* WRITTEN INSTRUCTION
Return each line of the data below exactly, omitting any pictures.

Recorded data
_ _ _

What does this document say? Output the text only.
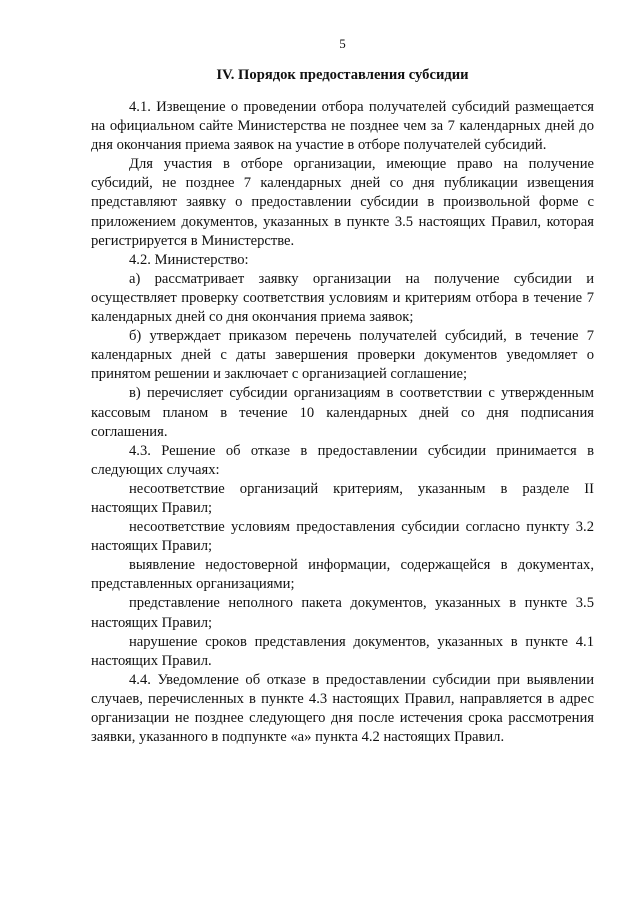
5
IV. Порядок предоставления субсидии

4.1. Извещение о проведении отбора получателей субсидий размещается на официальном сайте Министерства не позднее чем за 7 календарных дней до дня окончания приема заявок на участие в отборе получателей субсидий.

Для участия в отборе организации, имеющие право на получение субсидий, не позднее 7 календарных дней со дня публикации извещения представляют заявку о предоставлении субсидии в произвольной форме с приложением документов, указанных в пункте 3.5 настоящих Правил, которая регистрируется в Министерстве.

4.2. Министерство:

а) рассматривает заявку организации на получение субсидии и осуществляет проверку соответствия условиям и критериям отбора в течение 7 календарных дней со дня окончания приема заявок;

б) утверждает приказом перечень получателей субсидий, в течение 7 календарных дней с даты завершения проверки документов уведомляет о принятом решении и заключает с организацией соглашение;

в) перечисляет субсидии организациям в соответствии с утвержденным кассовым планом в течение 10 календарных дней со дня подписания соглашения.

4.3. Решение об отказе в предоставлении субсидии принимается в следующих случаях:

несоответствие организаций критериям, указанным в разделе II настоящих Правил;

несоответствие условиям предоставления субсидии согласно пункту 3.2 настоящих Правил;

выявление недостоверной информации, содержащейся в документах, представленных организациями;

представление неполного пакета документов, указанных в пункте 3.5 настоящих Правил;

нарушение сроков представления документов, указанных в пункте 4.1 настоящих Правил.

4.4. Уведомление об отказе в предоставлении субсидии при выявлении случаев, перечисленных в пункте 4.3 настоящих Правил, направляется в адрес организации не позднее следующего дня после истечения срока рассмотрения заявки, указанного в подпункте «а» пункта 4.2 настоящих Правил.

_ _ _

* COMPLETE RESPONSE
What does this document say? Output the text only.
5
IV. Порядок предоставления субсидии

4.1. Извещение о проведении отбора получателей субсидий размещается на официальном сайте Министерства не позднее чем за 7 календарных дней до дня окончания приема заявок на участие в отборе получателей субсидий.

Для участия в отборе организации, имеющие право на получение субсидий, не позднее 7 календарных дней со дня публикации извещения представляют заявку о предоставлении субсидии в произвольной форме с приложением документов, указанных в пункте 3.5 настоящих Правил, которая регистрируется в Министерстве.

4.2. Министерство:

а) рассматривает заявку организации на получение субсидии и осуществляет проверку соответствия условиям и критериям отбора в течение 7 календарных дней со дня окончания приема заявок;

б) утверждает приказом перечень получателей субсидий, в течение 7 календарных дней с даты завершения проверки документов уведомляет о принятом решении и заключает с организацией соглашение;

в) перечисляет субсидии организациям в соответствии с утвержденным кассовым планом в течение 10 календарных дней со дня подписания соглашения.

4.3. Решение об отказе в предоставлении субсидии принимается в следующих случаях:

несоответствие организаций критериям, указанным в разделе II настоящих Правил;

несоответствие условиям предоставления субсидии согласно пункту 3.2 настоящих Правил;

выявление недостоверной информации, содержащейся в документах, представленных организациями;

представление неполного пакета документов, указанных в пункте 3.5 настоящих Правил;

нарушение сроков представления документов, указанных в пункте 4.1 настоящих Правил.

4.4. Уведомление об отказе в предоставлении субсидии при выявлении случаев, перечисленных в пункте 4.3 настоящих Правил, направляется в адрес организации не позднее следующего дня после истечения срока рассмотрения заявки, указанного в подпункте «а» пункта 4.2 настоящих Правил.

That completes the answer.